*EXERCISE DATA*
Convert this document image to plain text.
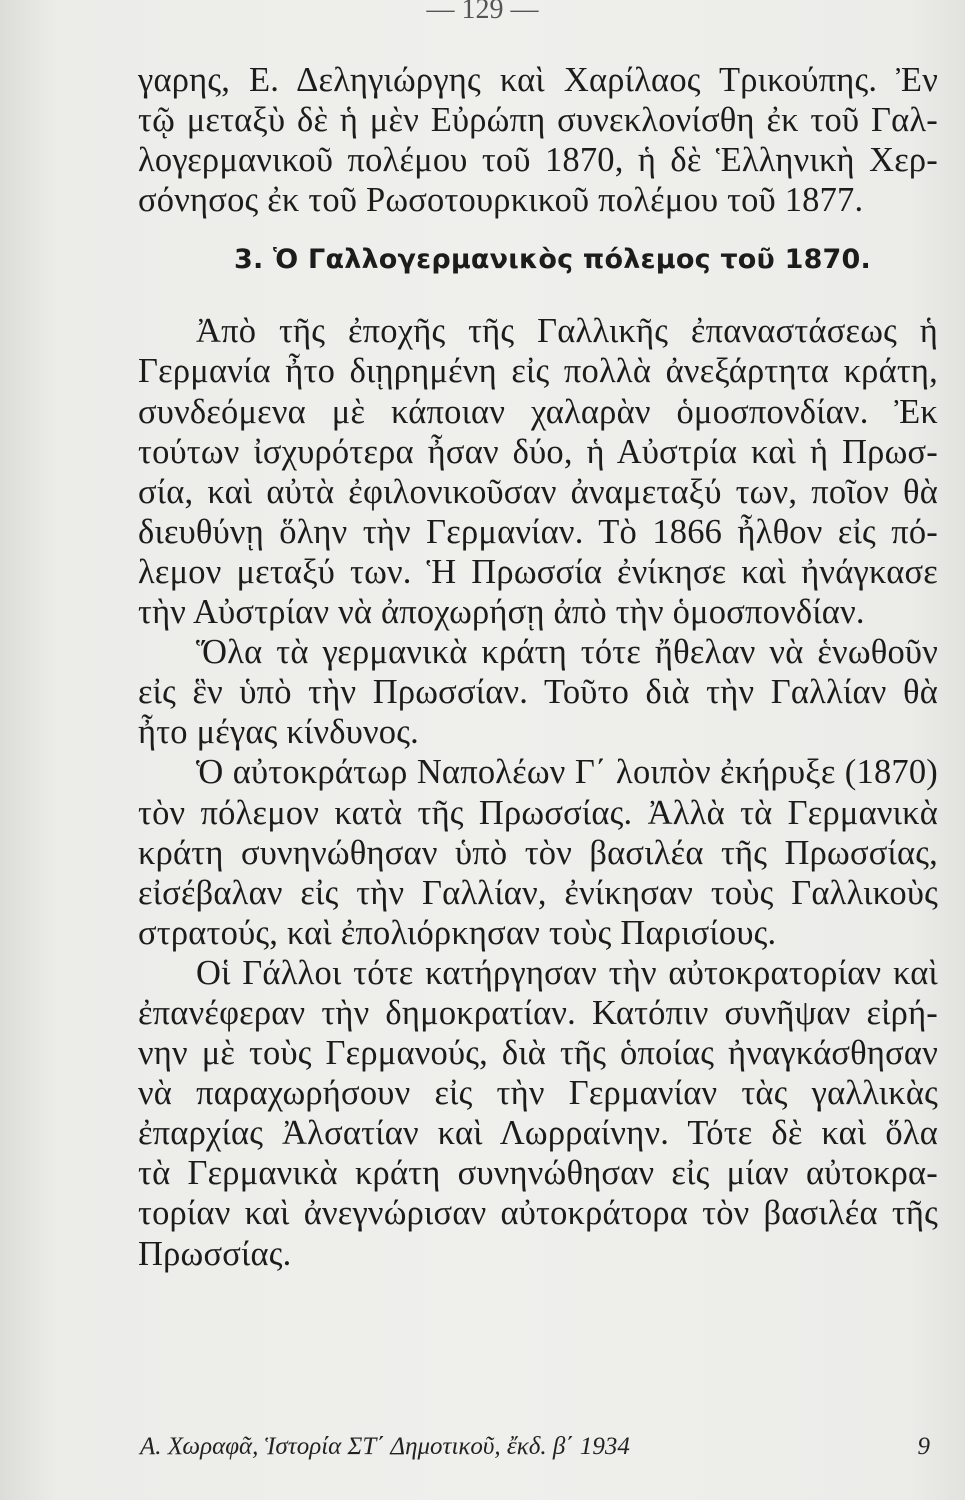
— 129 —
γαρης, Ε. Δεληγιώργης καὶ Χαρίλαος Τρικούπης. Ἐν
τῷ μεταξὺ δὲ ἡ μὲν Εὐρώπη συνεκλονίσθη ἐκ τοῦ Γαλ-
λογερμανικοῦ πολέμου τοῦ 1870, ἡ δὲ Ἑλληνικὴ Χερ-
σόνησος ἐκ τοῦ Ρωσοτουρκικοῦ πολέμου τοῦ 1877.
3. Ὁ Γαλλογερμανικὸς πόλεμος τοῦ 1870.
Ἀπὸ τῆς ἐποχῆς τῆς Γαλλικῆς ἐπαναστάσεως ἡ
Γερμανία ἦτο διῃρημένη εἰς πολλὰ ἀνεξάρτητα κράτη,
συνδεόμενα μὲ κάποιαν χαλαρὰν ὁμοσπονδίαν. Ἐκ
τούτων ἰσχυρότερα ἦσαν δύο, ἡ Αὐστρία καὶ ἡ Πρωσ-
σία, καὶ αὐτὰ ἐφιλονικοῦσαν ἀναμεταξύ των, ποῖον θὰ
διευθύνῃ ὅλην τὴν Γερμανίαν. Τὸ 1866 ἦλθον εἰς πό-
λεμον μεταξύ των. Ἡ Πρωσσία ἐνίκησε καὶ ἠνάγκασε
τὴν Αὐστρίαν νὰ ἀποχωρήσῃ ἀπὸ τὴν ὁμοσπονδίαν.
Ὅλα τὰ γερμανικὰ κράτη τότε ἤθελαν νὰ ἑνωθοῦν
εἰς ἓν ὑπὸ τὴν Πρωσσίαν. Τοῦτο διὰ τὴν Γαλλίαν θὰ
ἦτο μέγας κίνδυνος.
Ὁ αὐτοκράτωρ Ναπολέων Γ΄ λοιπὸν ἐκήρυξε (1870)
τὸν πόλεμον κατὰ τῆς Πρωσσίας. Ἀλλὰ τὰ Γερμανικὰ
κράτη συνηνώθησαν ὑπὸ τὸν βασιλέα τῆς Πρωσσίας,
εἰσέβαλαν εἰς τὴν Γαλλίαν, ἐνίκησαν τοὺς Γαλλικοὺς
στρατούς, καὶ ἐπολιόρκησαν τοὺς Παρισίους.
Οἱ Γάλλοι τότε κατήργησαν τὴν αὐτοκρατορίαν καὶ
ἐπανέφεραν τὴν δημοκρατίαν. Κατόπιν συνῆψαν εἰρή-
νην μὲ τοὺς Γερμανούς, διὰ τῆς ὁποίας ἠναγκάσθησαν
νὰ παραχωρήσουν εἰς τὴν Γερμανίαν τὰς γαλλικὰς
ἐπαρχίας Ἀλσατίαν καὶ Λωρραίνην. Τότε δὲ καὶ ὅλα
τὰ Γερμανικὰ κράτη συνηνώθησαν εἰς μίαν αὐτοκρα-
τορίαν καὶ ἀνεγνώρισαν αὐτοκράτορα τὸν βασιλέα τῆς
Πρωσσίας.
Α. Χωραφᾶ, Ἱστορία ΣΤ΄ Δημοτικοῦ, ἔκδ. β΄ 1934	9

*GIVEN PROBLEM*
Collect every line with the string "πολέμου" from the records, and copy each.

*TASK SOLUTION*
λογερμανικοῦ πολέμου τοῦ 1870, ἡ δὲ Ἑλληνικὴ Χερ-
σόνησος ἐκ τοῦ Ρωσοτουρκικοῦ πολέμου τοῦ 1877.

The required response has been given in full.